▸ WHAT NEEDS TO BE DONE
Identify and copy all lines of the material where the string "list" is found.

....

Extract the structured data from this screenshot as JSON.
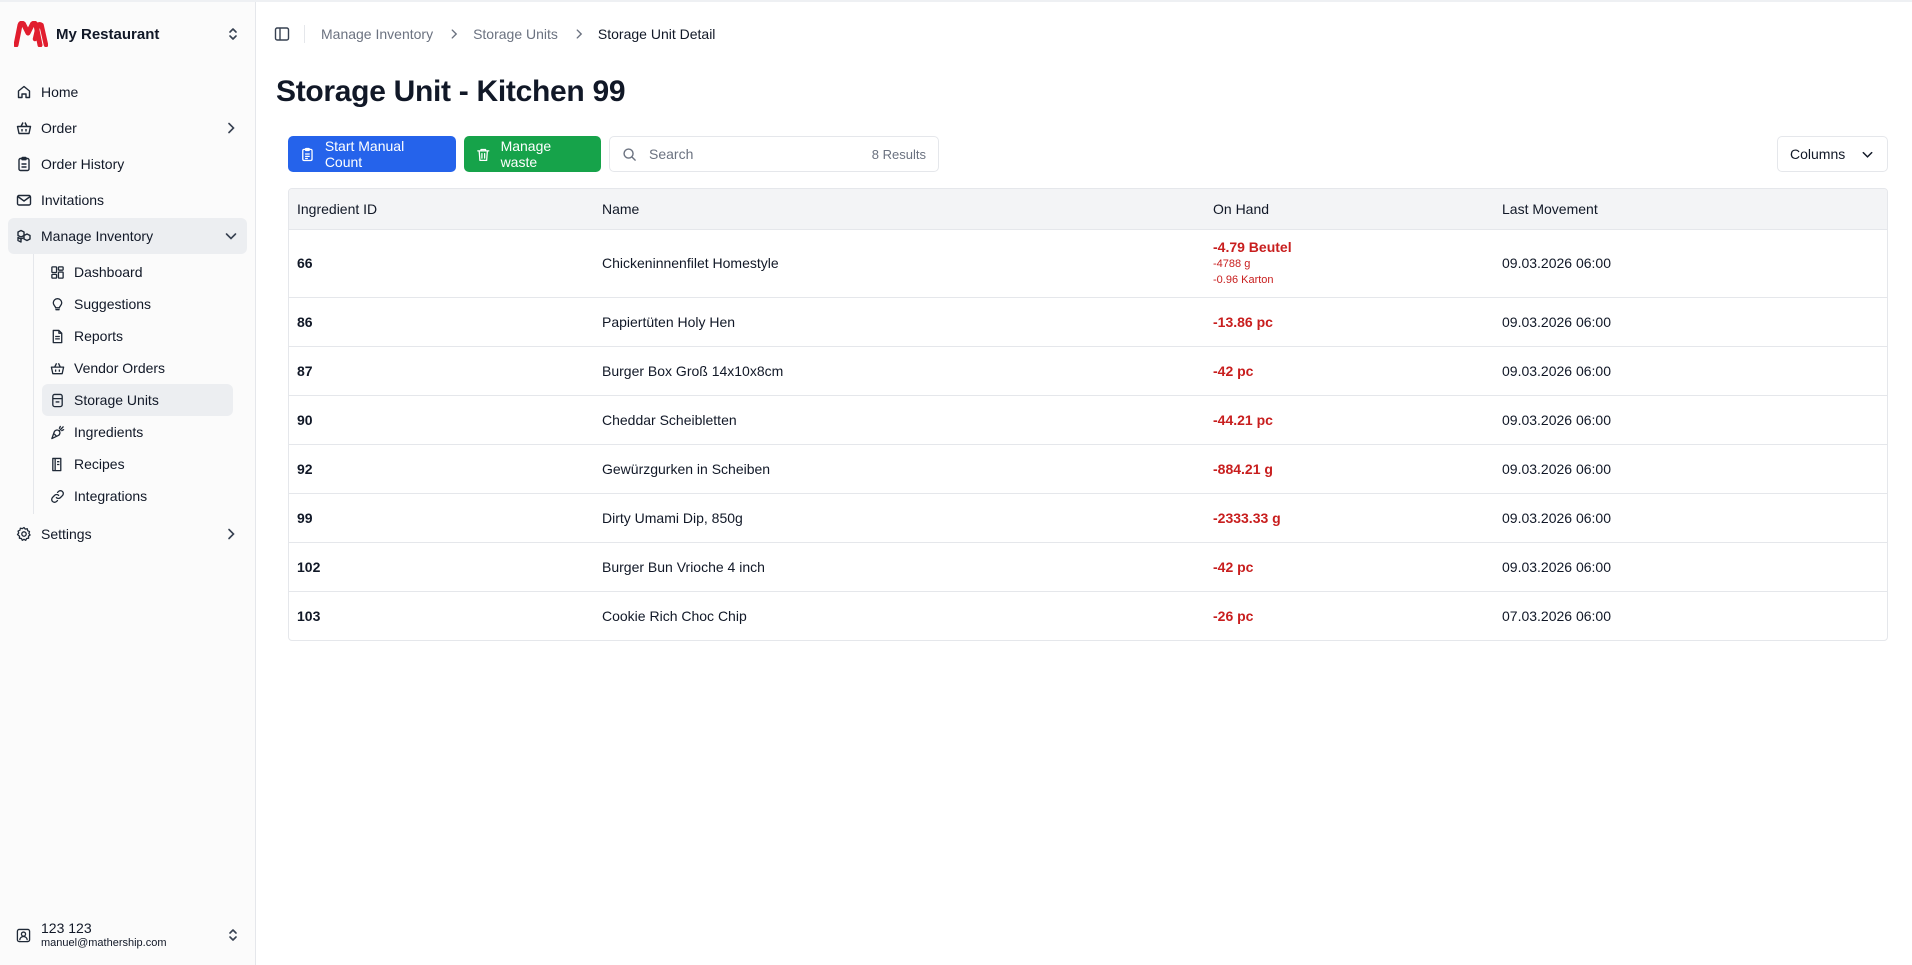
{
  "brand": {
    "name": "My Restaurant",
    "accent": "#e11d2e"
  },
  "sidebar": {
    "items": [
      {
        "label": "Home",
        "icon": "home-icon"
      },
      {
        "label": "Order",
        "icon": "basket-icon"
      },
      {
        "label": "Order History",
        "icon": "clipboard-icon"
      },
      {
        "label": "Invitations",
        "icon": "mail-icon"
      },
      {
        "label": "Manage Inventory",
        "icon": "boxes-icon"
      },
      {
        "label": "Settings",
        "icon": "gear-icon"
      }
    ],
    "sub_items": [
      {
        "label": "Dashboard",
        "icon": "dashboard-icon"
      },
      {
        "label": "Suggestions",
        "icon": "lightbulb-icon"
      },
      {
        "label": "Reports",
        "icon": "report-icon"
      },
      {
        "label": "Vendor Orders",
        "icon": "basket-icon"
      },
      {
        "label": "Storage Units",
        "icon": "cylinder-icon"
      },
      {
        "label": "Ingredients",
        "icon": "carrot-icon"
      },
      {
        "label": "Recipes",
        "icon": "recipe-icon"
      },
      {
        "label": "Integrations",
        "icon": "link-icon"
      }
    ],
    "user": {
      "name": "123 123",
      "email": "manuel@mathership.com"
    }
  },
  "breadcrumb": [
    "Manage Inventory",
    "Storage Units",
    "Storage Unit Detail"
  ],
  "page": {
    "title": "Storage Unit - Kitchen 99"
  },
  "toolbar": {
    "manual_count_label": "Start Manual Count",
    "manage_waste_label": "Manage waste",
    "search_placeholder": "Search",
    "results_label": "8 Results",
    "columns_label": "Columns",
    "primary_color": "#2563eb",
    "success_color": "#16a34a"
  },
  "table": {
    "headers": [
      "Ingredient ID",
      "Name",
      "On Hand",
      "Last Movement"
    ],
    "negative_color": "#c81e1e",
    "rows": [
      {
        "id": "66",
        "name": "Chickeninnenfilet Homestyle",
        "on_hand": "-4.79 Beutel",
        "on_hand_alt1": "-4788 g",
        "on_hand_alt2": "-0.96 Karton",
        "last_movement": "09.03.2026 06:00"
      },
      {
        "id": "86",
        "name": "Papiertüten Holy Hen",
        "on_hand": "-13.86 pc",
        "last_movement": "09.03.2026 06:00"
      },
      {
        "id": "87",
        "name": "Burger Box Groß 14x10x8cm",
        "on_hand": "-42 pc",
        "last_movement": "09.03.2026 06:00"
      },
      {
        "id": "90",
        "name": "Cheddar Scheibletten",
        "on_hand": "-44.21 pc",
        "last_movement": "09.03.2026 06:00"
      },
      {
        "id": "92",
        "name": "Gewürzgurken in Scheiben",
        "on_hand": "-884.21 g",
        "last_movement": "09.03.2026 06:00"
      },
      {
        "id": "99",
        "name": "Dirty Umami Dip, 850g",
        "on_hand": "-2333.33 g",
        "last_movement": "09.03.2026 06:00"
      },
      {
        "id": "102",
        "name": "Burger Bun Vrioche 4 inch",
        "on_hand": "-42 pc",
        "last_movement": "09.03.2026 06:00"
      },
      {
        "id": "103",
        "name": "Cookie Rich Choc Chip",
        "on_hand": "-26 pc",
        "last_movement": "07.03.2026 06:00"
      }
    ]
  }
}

....

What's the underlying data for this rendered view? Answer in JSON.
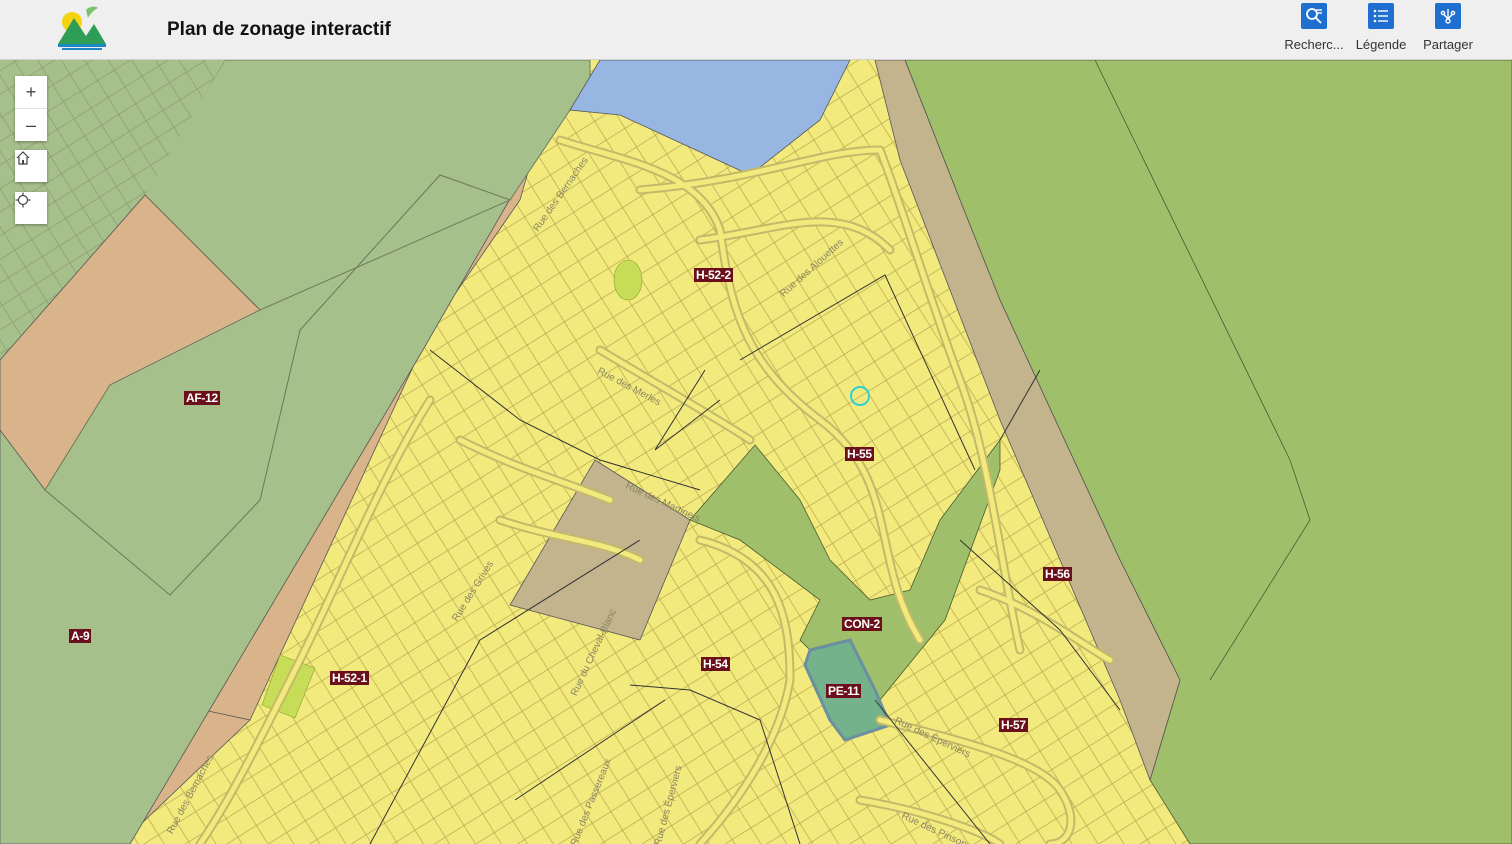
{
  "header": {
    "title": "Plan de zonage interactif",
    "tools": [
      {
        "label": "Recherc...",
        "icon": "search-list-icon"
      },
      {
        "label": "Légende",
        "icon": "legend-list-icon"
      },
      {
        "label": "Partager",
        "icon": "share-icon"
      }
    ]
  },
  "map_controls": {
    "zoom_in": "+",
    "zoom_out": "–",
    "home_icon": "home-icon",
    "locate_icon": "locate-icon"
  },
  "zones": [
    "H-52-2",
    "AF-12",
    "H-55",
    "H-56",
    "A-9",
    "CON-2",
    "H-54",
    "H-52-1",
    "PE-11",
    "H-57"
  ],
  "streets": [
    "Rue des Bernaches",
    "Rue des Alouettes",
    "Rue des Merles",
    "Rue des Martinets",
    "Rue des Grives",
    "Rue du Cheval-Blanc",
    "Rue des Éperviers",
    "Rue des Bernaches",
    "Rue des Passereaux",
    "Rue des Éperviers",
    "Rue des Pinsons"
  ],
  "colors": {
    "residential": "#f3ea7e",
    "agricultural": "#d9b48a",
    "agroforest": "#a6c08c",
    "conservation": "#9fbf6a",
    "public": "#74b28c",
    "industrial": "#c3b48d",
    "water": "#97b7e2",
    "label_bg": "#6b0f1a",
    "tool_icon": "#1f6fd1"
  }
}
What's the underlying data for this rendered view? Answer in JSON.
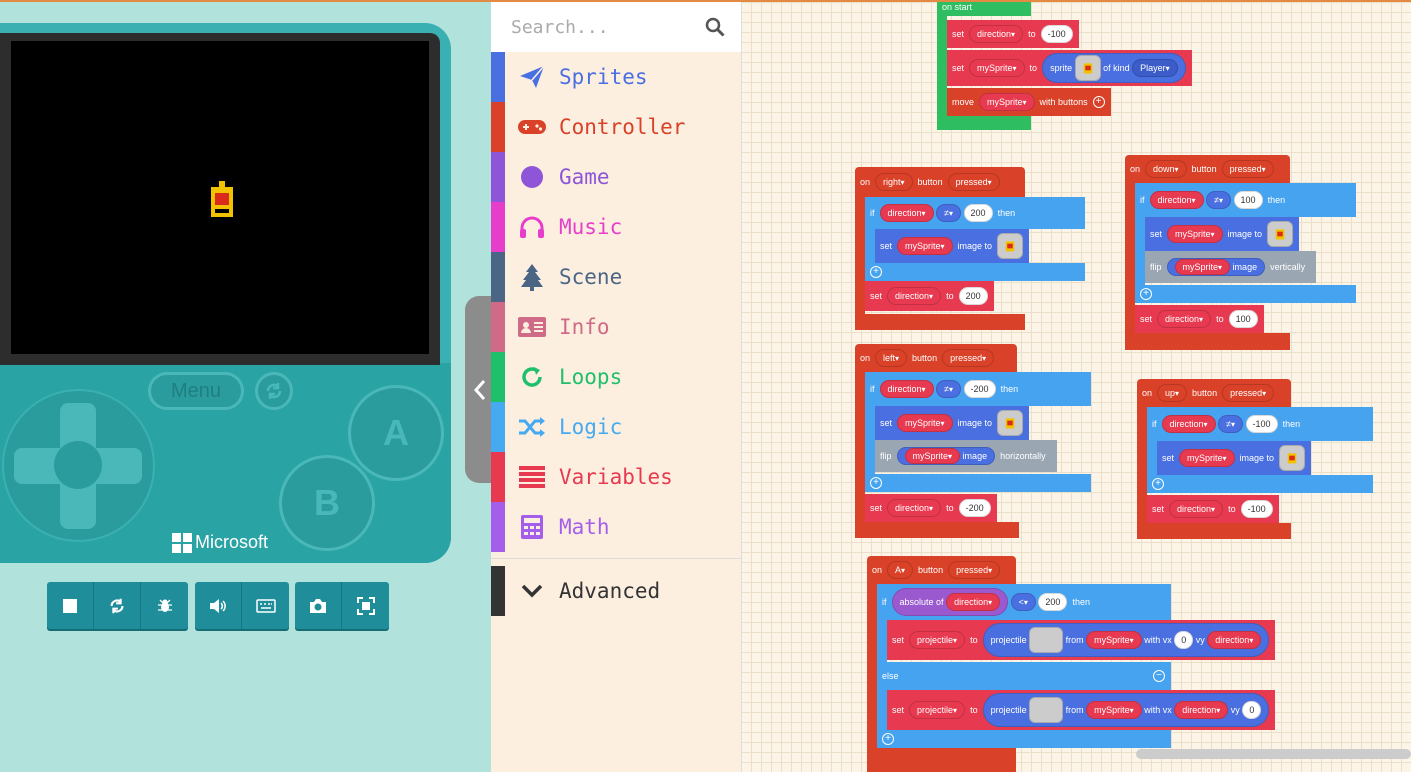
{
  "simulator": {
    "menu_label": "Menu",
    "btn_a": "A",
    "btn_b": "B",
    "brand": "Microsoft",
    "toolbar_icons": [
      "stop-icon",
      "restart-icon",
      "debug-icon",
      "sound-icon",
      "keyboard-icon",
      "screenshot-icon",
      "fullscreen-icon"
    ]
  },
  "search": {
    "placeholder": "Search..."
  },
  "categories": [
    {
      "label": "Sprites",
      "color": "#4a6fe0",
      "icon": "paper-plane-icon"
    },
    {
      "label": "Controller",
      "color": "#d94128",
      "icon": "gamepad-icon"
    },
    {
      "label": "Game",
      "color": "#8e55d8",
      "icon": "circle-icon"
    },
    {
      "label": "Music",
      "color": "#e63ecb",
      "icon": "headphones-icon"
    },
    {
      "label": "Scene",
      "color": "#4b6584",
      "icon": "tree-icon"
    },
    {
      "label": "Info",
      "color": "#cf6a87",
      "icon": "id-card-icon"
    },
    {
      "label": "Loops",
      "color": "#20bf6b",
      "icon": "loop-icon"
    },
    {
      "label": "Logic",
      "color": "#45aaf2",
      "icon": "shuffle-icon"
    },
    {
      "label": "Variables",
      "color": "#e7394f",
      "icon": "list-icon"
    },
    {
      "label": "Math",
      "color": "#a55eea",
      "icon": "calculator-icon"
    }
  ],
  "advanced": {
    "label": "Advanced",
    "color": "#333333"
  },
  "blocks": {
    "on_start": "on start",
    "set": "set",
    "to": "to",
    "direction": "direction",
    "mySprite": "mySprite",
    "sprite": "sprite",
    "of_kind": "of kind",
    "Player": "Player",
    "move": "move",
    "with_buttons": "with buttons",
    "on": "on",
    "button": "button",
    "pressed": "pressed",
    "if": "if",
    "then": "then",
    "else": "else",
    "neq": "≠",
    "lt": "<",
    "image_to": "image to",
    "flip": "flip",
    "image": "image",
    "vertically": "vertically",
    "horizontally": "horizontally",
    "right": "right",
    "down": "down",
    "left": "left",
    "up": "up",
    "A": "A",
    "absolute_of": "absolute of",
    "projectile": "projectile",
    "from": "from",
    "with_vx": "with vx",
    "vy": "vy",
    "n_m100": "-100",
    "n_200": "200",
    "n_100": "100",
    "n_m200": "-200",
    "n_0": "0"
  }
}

....

▸ OUTPUT FOR THIS TASK
        "icon": "search-list-icon"
        "icon": "legend-list-icon"
      "icon": "list-icon"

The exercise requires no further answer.